◆ GIVEN EXERCISE ◆
Copy whichever lines contain the string "папку".

· · · · ·

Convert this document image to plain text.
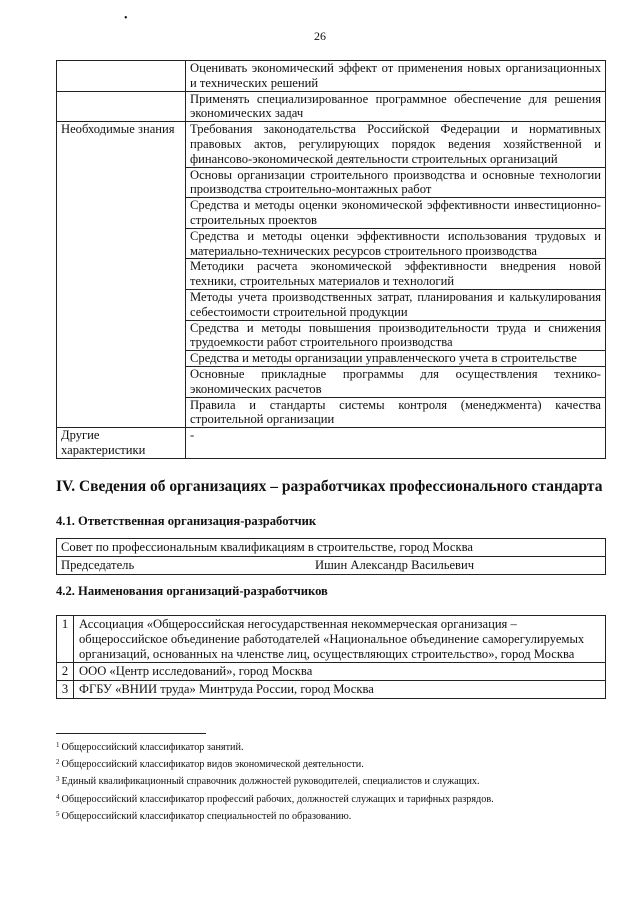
•
26
	Оценивать экономический эффект от применения новых организационных и технических решений
	Применять специализированное программное обеспечение для решения экономических задач
Необходимые знания	Требования законодательства Российской Федерации и нормативных правовых актов, регулирующих порядок ведения хозяйственной и финансово-экономической деятельности строительных организаций
	Основы организации строительного производства и основные технологии производства строительно-монтажных работ
	Средства и методы оценки экономической эффективности инвестиционно-строительных проектов
	Средства и методы оценки эффективности использования трудовых и материально-технических ресурсов строительного производства
	Методики расчета экономической эффективности внедрения новой техники, строительных материалов и технологий
	Методы учета производственных затрат, планирования и калькулирования себестоимости строительной продукции
	Средства и методы повышения производительности труда и снижения трудоемкости работ строительного производства
	Средства и методы организации управленческого учета в строительстве
	Основные прикладные программы для осуществления технико-экономических расчетов
	Правила и стандарты системы контроля (менеджмента) качества строительной организации
Другие характеристики	-
IV. Сведения об организациях – разработчиках профессионального стандарта
4.1. Ответственная организация-разработчик
Совет по профессиональным квалификациям в строительстве, город Москва
Председатель	Ишин Александр Васильевич
4.2. Наименования организаций-разработчиков
1	Ассоциация «Общероссийская негосударственная некоммерческая организация – общероссийское объединение работодателей «Национальное объединение саморегулируемых организаций, основанных на членстве лиц, осуществляющих строительство», город Москва
2	ООО «Центр исследований», город Москва
3	ФГБУ «ВНИИ труда» Минтруда России, город Москва
$^1$ Общероссийский классификатор занятий.
$^2$ Общероссийский классификатор видов экономической деятельности.
$^3$ Единый квалификационный справочник должностей руководителей, специалистов и служащих.
$^4$ Общероссийский классификатор профессий рабочих, должностей служащих и тарифных разрядов.
$^5$ Общероссийский классификатор специальностей по образованию.
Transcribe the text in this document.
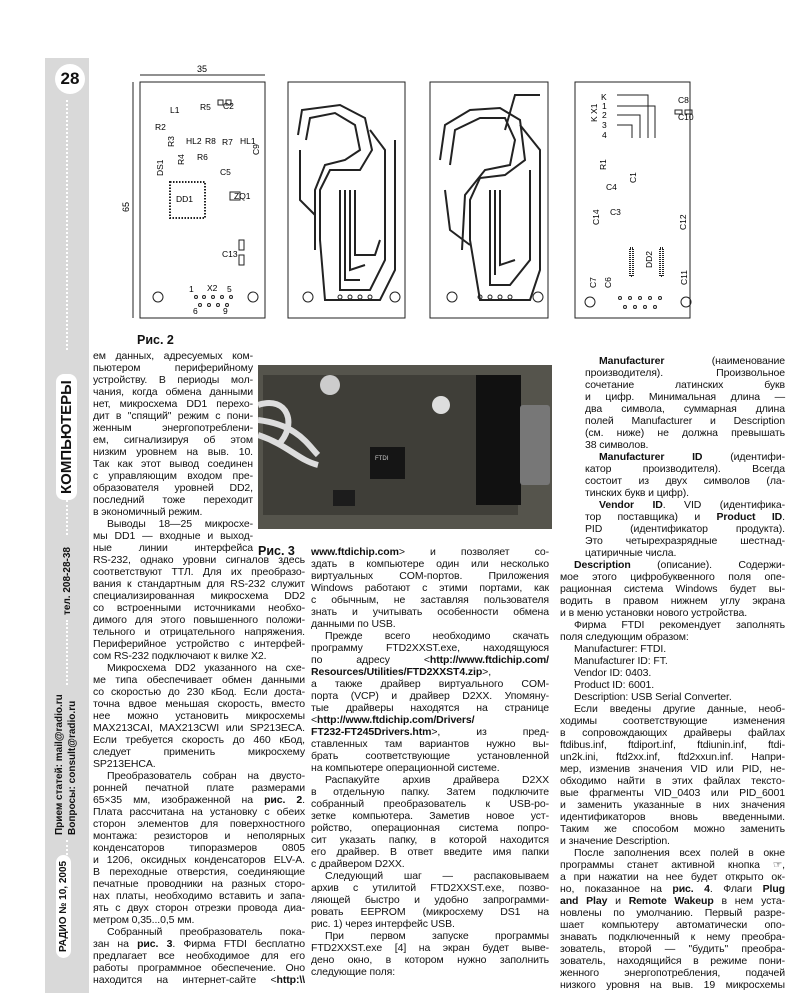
28
КОМПЬЮТЕРЫ
тел. 208-28-38
Прием статей: mail@radio.ru Вопросы: consult@radio.ru
РАДИО № 10, 2005
35
65
L1 R5 C2
R2
R3 HL2 R8 R7 HL1
C9
R4 R6
C5
DS1
DD1	ZQ1
C13
X2
1	5
6	9
K
1
2
3
4
K X1
C8
C10
R1
C4
C1
C3
C14	C12
DD2
C7 C6	C11
Рис. 2
FTDI
Рис. 3
ем данных, адресуемых ком-
пьютером периферийному
устройству. В периоды мол-
чания, когда обмена данными
нет, микросхема DD1 перехо-
дит в "спящий" режим с пони-
женным энергопотреблени-
ем, сигнализируя об этом
низким уровнем на выв. 10.
Так как этот вывод соединен
с управляющим входом пре-
образователя уровней DD2,
последний тоже переходит
в экономичный режим.
Выводы 18—25 микросхе-
мы DD1 — входные и выход-
ные линии интерфейса
RS-232, однако уровни сигналов здесь
соответствуют ТТЛ. Для их преобразо-
вания к стандартным для RS-232 служит
специализированная микросхема DD2
со встроенными источниками необхо-
димого для этого повышенного положи-
тельного и отрицательного напряжения.
Периферийное устройство с интерфей-
сом RS-232 подключают к вилке X2.
Микросхема DD2 указанного на схе-
ме типа обеспечивает обмен данными
со скоростью до 230 кБод. Если доста-
точна вдвое меньшая скорость, вместо
нее можно установить микросхемы
MAX213CAI, MAX213CWI или SP213ECA.
Если требуется скорость до 460 кБод,
следует применить микросхему
SP213EHCA.
Преобразователь собран на двусто-
ронней печатной плате размерами
65×35 мм, изображенной на рис. 2.
Плата рассчитана на установку с обеих
сторон элементов для поверхностного
монтажа: резисторов и неполярных
конденсаторов типоразмеров 0805
и 1206, оксидных конденсаторов ELV-A.
В переходные отверстия, соединяющие
печатные проводники на разных сторо-
нах платы, необходимо вставить и запа-
ять с двух сторон отрезки провода диа-
метром 0,35...0,5 мм.
Собранный преобразователь пока-
зан на рис. 3. Фирма FTDI бесплатно
предлагает все необходимое для его
работы программное обеспечение. Оно
находится на интернет-сайте <http:\\
www.ftdichip.com> и позволяет со-
здать в компьютере один или несколько
виртуальных COM-портов. Приложения
Windows работают с этими портами, как
с обычным, не заставляя пользователя
знать и учитывать особенности обмена
данными по USB.
Прежде всего необходимо скачать
программу FTD2XXST.exe, находящуюся
по адресу <http://www.ftdichip.com/
Resources/Utilities/FTD2XXST4.zip>,
а также драйвер виртуального COM-
порта (VCP) и драйвер D2XX. Упомяну-
тые драйверы находятся на странице
<http://www.ftdichip.com/Drivers/
FT232-FT245Drivers.htm>, из пред-
ставленных там вариантов нужно вы-
брать соответствующие установленной
на компьютере операционной системе.
Распакуйте архив драйвера D2XX
в отдельную папку. Затем подключите
собранный преобразователь к USB-ро-
зетке компьютера. Заметив новое уст-
ройство, операционная система попро-
сит указать папку, в которой находится
его драйвер. В ответ введите имя папки
с драйвером D2XX.
Следующий шаг — распаковываем
архив с утилитой FTD2XXST.exe, позво-
ляющей быстро и удобно запрограмми-
ровать EEPROM (микросхему DS1 на
рис. 1) через интерфейс USB.
При первом запуске программы
FTD2XXST.exe [4] на экран будет выве-
дено окно, в котором нужно заполнить
следующие поля:
Manufacturer (наименование
производителя). Произвольное
сочетание латинских букв
и цифр. Минимальная длина —
два символа, суммарная длина
полей Manufacturer и Description
(см. ниже) не должна превышать
38 символов.
Manufacturer ID (идентифи-
катор производителя). Всегда
состоит из двух символов (ла-
тинских букв и цифр).
Vendor ID. VID (идентифика-
тор поставщика) и Product ID.
PID (идентификатор продукта).
Это четырехразрядные шестнад-
цатиричные числа.
Description (описание). Содержи-
мое этого цифробуквенного поля опе-
рационная система Windows будет вы-
водить в правом нижнем углу экрана
и в меню установки нового устройства.
Фирма FTDI рекомендует заполнять
поля следующим образом:
Manufacturer: FTDI.
Manufacturer ID: FT.
Vendor ID: 0403.
Product ID: 6001.
Description: USB Serial Converter.
Если введены другие данные, необ-
ходимы соответствующие изменения
в сопровождающих драйверы файлах
ftdibus.inf, ftdiport.inf, ftdiunin.inf, ftdi-
un2k.ini, ftd2xx.inf, ftd2xxun.inf. Напри-
мер, изменив значения VID или PID, не-
обходимо найти в этих файлах тексто-
вые фрагменты VID_0403 или PID_6001
и заменить указанные в них значения
идентификаторов вновь введенными.
Таким же способом можно заменить
и значение Description.
После заполнения всех полей в окне
программы станет активной кнопка ☞,
а при нажатии на нее будет открыто ок-
но, показанное на рис. 4. Флаги Plug
and Play и Remote Wakeup в нем уста-
новлены по умолчанию. Первый разре-
шает компьютеру автоматически опо-
знавать подключенный к нему преобра-
зователь, второй — "будить" преобра-
зователь, находящийся в режиме пони-
женного энергопотребления, подачей
низкого уровня на выв. 19 микросхемы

· · · · ·

◆ ANSWER TO THE PROBLEM ◆
в отдельную папку. Затем подключите
сит указать папку, в которой находится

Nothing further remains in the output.